======== SOURCE TEXT

At this point, the primary can no longer receive any updates. This allows the state of the secondary to converge.

Finish replicating and verifying all data

Phase 3: Draining 📁

🐺 Coordinator : Flush CI traces in Redis to the database
- In a Rails console in Azure:
- ::Ci::BuildTraceChunk.redis.find_each(batch_size: 10, &:use_database!)
🐺 Coordinator : Wait for all repositories and wikis to become synchronized
- Staging: https://gstg.gitlab.com/admin/geo_nodes
- Production: https://gprd.gitlab.com/admin/geo_nodes
- Press "Sync Information"
- Wait for "repositories synced" and "wikis synced" to reach 100% with 0 failures
- You can use sudo gitlab-rake geo:status instead if the UI is non-compliant
- If failures appear, see Rails console commands to resync repos/wikis: https://gitlab.com/snippets/1713152
- On staging, this may not complete
🐺 Coordinator : Wait for all repositories and wikis to become verified
- Press "Verification Information"
- Wait for "repositories verified" and "wikis verified" to reach 100% with 0 failures
- You can use sudo gitlab-rake geo:status instead if the UI is non-compliant
- If failures appear, see https://gitlab.com/snippets/1713152#verify-repos-after-successful-sync for how to manually verify after resync
- On staging, verification may not complete
🐺 Coordinator : In "Sync Information", wait for "Last event ID seen from primary" to equal "Last event ID processed by cursor"
🐘 Database-Wrangler : Ensure the prospective failover target in GCP is up to date
- Staging: postgres-01.db.gstg.gitlab.com
- Production: postgres-01-db-gprd.c.gitlab-production.internal
- sudo gitlab-psql -d gitlabhq_production -c "SELECT now() - pg_last_xact_replay_timestamp();"
- Assuming the clocks are in sync, this value should be close to 0
- If this is a large number, GCP may not have some data that is in Azure
🐺 Coordinator : Now disable all sidekiq-cron jobs on the secondary
- In a dedicated rails console on the secondary:
- loop { Sidekiq::Cron::Job.all.map(&:disable!); sleep 1 }
- The loop should be stopped once sidekiq is shut down
- The geo_sidekiq_cron_config job or an RSS kill may re-enable the crons, which is why we run it in a loop
🐺 Coordinator : Wait for all Sidekiq jobs to complete on the secondary
- Staging: Navigate to https://gstg.gitlab.com/admin/background_jobs
- Production: Navigate to https://gprd.gitlab.com/admin/background_jobs
- Busy, Enqueued, Scheduled, and Retry should all be 0
- If a geo_metrics_update job is running, that can be ignored
🔪 Chef-Runner : Stop sidekiq in GCP
- This ensures the postgresql promotion can happen and gives a better guarantee of sidekiq consistency
- Staging: knife ssh roles:gstg-base-be-sidekiq "sudo gitlab-ctl stop sidekiq-cluster"

================
======== MATERIAL SUPPLIED

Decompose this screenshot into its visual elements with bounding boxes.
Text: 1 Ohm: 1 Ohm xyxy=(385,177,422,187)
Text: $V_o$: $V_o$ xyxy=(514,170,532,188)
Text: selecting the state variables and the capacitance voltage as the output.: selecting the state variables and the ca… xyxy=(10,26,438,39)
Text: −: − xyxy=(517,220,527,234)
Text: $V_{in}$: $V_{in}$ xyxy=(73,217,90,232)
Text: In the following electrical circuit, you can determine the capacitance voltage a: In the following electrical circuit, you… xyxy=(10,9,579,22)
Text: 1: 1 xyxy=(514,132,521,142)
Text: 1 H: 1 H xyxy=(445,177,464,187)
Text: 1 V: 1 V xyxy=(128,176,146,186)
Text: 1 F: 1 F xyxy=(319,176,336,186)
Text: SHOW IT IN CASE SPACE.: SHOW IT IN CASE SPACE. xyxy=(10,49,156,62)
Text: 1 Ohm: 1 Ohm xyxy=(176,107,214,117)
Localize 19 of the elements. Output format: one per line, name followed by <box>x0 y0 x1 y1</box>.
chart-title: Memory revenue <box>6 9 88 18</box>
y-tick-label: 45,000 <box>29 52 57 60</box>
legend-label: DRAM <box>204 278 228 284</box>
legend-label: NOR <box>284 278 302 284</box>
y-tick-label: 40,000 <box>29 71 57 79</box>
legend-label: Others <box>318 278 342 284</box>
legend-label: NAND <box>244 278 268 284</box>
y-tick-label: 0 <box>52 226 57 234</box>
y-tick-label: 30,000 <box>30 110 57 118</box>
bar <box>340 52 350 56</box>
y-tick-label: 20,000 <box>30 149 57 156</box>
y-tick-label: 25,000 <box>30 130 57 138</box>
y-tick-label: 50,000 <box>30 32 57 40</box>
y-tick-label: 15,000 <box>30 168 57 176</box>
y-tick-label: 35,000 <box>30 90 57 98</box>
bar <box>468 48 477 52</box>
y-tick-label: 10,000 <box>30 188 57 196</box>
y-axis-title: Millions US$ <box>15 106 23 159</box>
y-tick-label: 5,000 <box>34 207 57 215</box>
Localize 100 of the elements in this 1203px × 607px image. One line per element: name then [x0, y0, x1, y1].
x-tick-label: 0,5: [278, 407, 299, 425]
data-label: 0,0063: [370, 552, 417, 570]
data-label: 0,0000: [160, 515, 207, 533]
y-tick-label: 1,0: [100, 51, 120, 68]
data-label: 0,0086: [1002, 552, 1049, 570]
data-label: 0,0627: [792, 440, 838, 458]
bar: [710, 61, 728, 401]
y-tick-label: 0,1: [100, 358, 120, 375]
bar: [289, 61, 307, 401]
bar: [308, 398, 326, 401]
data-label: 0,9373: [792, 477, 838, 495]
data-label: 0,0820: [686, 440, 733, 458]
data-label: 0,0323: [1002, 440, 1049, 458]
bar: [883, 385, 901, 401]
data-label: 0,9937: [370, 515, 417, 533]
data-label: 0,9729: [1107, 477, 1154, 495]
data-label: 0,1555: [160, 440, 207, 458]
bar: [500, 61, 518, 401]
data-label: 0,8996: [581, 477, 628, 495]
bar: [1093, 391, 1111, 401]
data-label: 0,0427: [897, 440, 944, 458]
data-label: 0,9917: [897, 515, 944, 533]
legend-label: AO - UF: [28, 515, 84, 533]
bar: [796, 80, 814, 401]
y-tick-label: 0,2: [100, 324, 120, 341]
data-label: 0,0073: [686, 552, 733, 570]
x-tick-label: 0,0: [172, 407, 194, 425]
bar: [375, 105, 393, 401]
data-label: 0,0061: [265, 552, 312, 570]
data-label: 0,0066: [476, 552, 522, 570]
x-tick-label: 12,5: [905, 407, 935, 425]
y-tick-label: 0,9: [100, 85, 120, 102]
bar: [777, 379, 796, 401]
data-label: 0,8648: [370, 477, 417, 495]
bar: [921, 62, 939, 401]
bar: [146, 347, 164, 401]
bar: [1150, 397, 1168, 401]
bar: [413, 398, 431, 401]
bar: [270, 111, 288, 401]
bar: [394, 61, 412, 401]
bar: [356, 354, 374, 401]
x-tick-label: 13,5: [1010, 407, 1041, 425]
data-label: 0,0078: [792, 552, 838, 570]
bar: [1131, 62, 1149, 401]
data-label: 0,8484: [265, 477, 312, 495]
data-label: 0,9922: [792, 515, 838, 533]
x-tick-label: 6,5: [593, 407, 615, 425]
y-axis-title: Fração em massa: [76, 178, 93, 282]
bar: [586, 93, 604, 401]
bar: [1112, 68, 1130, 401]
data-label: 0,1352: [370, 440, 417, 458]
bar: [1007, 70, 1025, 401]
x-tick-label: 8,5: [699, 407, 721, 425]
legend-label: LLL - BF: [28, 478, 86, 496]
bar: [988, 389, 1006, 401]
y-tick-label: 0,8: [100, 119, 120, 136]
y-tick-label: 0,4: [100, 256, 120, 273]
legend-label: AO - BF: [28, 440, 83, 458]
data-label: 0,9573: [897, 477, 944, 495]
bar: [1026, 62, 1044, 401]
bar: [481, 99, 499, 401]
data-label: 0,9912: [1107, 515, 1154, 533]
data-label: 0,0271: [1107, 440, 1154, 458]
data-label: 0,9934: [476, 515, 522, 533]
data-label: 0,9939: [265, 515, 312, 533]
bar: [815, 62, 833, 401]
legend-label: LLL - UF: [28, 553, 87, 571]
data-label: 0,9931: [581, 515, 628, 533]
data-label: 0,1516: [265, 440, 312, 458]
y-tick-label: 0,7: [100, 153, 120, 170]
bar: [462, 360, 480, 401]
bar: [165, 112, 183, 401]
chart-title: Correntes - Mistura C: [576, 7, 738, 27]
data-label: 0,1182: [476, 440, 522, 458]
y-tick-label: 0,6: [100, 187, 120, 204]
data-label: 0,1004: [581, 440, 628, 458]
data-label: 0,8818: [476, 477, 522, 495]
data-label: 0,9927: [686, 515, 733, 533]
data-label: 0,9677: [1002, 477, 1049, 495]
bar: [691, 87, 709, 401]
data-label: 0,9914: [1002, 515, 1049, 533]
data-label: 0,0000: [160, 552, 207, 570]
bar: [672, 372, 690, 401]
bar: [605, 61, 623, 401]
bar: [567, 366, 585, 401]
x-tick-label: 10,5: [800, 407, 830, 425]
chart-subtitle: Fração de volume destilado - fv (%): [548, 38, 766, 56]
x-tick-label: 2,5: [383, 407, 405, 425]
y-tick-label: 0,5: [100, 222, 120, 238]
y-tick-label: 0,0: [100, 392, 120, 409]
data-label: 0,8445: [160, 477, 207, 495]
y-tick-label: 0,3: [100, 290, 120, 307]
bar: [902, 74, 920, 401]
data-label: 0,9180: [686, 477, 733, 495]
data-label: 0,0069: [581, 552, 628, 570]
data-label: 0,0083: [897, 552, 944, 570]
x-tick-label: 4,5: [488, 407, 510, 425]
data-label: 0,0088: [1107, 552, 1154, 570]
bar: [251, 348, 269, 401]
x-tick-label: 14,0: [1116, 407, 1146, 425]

================

In the Phase 3 draining text, why is the command that disables sidekiq-cron jobs on the secondary run in a loop?

The geo_sidekiq_cron_config job or an RSS kill may re-enable the crons.